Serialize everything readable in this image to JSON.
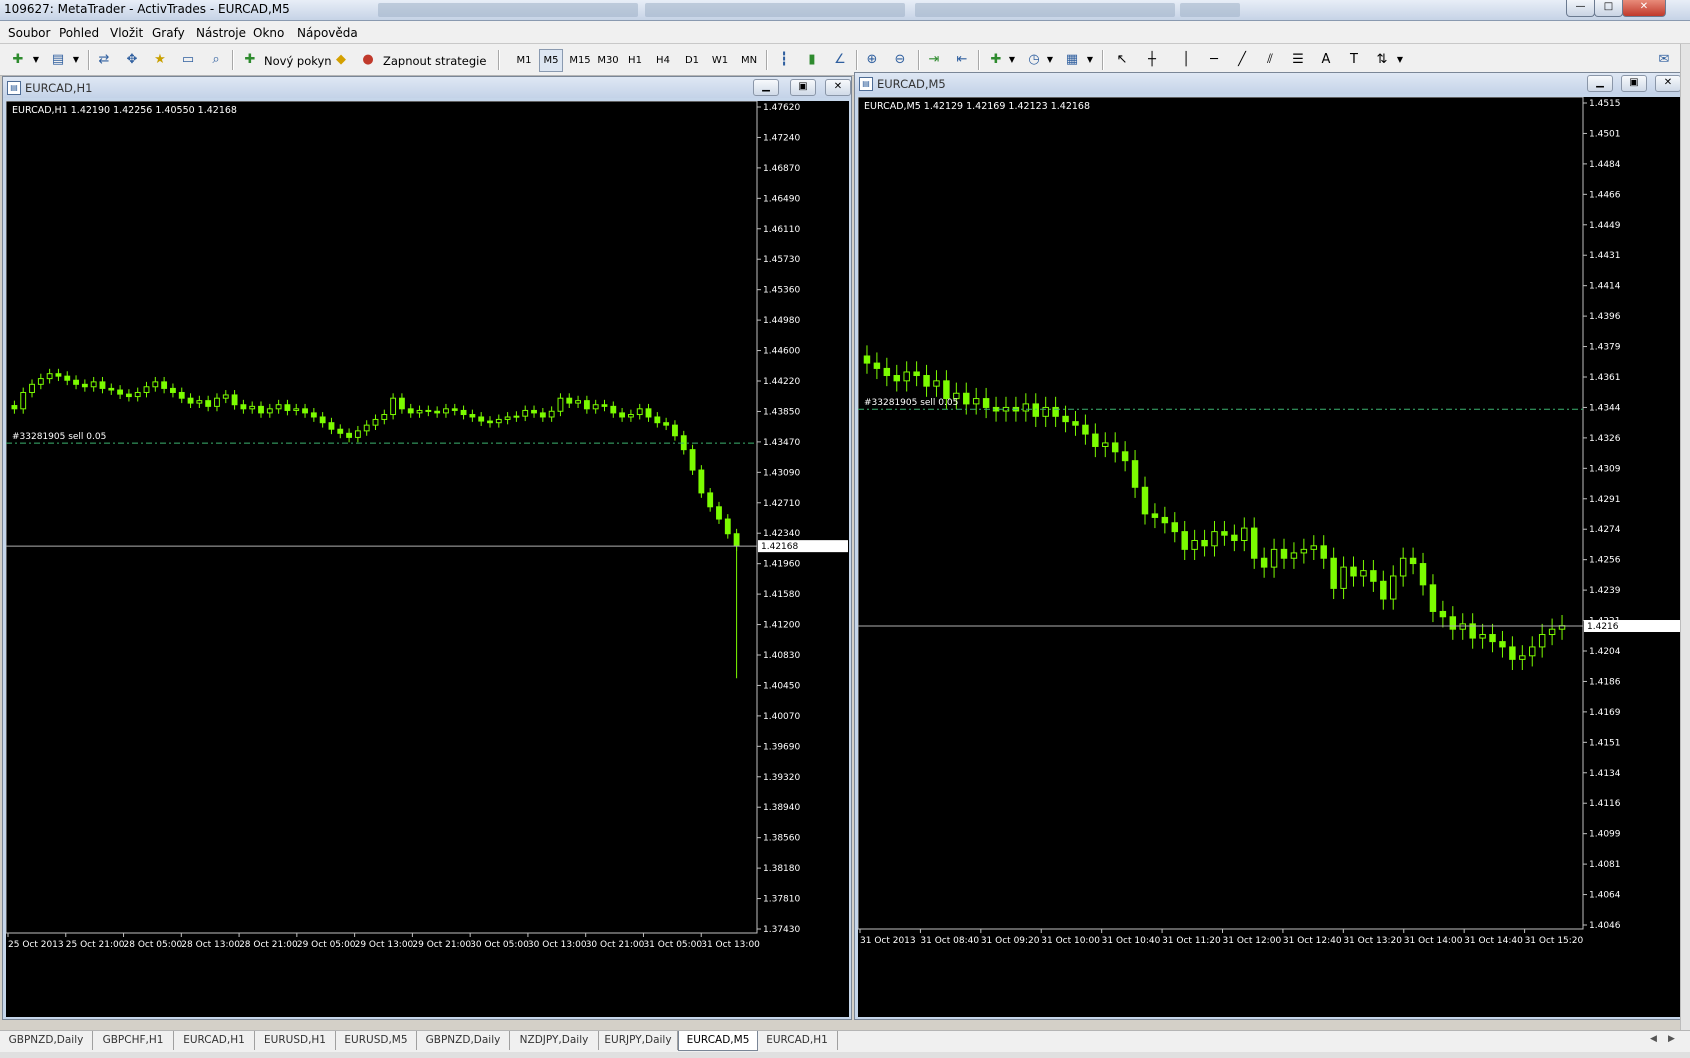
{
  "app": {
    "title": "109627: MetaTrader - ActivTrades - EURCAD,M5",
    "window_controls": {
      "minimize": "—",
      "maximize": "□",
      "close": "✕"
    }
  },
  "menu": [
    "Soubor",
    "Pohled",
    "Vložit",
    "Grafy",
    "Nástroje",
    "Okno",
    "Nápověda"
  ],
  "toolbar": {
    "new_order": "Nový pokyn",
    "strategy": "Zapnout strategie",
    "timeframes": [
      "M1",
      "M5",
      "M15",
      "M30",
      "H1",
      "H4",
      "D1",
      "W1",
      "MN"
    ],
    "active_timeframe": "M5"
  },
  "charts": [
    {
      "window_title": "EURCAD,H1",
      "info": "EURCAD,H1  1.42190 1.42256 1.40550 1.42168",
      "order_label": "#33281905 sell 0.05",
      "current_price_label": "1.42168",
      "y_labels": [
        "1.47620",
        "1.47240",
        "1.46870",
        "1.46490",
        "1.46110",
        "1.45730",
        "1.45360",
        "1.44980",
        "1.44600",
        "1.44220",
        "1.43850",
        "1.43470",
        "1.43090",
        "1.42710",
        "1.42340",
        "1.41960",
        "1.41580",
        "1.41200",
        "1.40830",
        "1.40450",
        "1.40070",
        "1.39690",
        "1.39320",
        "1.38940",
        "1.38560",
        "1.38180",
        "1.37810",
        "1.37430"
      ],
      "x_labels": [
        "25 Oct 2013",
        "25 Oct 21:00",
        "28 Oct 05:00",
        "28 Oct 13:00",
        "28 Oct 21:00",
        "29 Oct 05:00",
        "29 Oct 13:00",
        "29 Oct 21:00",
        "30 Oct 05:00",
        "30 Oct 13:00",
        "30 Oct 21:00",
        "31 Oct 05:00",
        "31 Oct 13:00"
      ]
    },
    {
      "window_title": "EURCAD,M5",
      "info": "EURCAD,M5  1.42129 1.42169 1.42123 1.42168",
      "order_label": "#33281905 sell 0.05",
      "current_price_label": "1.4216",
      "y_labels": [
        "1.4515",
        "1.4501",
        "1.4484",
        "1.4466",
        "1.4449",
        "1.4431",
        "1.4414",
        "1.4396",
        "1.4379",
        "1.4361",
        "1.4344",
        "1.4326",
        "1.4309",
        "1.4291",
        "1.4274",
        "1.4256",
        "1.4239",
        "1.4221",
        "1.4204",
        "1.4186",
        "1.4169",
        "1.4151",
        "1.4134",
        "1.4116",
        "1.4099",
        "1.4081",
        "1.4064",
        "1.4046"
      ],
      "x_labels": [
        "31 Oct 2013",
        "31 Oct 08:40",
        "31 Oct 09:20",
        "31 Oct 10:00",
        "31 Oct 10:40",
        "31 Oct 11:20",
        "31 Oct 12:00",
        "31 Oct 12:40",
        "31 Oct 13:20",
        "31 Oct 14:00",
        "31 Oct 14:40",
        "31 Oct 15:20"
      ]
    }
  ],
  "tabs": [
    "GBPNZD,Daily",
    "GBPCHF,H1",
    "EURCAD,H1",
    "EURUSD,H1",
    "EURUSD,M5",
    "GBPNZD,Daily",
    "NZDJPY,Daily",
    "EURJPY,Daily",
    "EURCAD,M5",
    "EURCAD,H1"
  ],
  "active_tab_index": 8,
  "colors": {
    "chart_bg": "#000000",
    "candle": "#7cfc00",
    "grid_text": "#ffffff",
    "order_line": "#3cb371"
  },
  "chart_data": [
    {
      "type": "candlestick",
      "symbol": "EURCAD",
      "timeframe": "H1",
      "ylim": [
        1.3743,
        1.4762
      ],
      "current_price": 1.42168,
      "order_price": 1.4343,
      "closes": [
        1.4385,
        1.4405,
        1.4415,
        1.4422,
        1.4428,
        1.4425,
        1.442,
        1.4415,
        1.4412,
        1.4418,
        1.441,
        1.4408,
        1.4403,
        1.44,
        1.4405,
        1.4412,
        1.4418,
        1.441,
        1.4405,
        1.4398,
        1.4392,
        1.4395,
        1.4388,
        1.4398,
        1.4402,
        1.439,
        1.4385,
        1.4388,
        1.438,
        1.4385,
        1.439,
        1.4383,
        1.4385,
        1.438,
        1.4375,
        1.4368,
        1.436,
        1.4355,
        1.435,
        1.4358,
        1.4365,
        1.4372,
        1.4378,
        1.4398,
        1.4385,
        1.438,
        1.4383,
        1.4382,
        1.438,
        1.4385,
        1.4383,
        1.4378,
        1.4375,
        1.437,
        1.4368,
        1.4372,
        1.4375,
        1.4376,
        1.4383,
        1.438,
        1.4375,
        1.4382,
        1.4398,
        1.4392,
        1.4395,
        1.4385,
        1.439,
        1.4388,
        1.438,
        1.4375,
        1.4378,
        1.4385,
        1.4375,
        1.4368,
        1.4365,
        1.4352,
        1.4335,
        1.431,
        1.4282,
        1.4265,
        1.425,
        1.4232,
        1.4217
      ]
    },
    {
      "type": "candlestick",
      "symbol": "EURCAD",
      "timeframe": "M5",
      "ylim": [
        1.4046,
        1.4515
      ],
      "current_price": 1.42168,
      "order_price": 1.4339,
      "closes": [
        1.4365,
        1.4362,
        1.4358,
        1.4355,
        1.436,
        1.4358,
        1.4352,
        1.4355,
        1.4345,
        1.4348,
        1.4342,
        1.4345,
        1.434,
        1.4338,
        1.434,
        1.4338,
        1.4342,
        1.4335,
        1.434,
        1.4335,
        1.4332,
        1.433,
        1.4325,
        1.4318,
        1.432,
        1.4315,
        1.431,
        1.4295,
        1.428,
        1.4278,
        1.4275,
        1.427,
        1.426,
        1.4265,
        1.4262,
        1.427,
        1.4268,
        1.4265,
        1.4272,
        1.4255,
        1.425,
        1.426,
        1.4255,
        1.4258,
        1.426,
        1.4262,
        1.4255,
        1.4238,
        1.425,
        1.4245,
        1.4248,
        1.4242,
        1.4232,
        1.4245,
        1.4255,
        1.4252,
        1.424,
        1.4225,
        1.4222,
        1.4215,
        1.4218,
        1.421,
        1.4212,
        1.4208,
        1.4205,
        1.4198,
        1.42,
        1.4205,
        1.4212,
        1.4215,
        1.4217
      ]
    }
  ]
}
----------------------------------------
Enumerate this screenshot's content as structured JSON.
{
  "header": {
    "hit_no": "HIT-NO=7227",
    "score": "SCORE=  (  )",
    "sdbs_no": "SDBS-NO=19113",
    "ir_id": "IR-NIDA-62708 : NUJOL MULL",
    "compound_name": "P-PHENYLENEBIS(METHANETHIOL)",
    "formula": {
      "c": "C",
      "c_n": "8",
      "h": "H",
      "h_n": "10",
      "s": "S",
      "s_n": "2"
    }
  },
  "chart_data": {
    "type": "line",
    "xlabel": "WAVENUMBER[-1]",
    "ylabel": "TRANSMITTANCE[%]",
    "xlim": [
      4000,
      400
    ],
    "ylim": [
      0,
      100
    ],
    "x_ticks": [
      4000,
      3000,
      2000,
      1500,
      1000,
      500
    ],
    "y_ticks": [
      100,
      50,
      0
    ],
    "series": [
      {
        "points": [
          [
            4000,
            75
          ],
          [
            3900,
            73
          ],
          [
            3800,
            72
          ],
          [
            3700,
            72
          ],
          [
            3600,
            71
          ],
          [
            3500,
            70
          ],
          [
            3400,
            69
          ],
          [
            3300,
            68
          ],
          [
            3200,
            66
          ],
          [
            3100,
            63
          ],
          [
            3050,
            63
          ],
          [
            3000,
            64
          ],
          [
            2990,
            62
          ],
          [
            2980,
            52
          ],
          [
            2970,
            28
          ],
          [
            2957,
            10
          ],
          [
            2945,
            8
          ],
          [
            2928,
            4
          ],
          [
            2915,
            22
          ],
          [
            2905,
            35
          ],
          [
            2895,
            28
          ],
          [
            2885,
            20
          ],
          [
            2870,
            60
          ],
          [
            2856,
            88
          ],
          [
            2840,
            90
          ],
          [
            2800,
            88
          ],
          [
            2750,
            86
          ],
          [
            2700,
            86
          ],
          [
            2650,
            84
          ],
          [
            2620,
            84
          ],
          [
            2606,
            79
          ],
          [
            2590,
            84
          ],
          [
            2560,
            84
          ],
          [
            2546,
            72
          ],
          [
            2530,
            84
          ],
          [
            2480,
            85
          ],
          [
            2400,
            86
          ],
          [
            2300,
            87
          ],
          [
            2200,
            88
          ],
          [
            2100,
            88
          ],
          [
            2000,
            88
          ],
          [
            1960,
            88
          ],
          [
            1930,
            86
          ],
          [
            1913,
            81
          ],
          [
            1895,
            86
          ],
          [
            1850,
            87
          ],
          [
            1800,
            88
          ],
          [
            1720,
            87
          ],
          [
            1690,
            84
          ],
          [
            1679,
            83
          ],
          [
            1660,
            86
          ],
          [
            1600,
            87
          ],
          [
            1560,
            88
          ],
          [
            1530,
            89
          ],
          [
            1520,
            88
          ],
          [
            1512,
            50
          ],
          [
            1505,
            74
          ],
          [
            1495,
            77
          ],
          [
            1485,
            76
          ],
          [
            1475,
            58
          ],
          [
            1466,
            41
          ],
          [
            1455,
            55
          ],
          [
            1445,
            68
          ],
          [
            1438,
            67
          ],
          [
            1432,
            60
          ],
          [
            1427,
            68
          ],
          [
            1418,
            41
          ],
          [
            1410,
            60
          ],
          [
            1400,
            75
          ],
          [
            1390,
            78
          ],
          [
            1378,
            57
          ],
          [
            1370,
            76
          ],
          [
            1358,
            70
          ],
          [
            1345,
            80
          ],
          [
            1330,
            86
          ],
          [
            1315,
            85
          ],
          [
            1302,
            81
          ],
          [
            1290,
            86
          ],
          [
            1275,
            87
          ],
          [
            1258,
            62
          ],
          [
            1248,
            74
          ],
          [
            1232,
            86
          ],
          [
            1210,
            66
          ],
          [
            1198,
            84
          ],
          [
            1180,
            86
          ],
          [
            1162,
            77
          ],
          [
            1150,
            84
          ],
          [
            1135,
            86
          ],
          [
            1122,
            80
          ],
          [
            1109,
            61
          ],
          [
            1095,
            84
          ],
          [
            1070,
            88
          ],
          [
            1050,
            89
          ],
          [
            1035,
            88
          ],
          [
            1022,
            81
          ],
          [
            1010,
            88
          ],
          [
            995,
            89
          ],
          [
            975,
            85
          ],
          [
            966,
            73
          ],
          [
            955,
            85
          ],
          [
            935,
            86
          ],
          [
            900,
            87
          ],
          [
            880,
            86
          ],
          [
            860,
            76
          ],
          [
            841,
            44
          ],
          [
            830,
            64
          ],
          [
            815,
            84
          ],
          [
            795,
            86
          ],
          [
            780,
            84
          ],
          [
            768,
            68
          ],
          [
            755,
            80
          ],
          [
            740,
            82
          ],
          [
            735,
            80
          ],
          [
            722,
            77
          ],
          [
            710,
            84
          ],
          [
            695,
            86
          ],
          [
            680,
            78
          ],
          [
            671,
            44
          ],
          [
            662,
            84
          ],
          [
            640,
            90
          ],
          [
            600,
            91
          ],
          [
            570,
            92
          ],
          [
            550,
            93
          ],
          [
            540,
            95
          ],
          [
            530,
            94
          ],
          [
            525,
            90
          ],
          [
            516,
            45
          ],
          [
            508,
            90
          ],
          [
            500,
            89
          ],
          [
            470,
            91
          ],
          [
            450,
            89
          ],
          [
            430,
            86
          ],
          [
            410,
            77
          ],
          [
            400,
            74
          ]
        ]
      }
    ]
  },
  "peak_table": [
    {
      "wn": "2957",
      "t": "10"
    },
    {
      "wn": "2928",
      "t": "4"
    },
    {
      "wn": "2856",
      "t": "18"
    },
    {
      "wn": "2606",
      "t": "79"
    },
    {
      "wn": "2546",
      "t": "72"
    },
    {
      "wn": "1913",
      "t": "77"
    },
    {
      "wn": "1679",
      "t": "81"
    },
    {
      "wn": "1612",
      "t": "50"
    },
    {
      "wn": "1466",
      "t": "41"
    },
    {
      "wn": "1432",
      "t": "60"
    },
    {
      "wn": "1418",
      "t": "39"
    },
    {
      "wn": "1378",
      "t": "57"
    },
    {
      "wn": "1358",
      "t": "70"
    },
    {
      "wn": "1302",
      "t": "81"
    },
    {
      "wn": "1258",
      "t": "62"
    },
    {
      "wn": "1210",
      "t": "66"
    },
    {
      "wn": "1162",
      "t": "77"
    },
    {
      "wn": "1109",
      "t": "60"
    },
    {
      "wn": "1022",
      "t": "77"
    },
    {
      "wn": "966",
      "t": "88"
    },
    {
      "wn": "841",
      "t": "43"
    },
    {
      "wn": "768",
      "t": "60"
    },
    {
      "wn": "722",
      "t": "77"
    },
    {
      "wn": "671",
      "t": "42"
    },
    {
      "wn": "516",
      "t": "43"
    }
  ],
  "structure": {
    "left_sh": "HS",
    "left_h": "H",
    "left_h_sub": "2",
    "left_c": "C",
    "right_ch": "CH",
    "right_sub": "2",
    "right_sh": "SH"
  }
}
----------------------------------------
Only lines with the word "info" should be collected from the material.

      "info": "EURCAD,H1  1.42190 1.42256 1.40550 1.42168",
      "info": "EURCAD,M5  1.42129 1.42169 1.42123 1.42168",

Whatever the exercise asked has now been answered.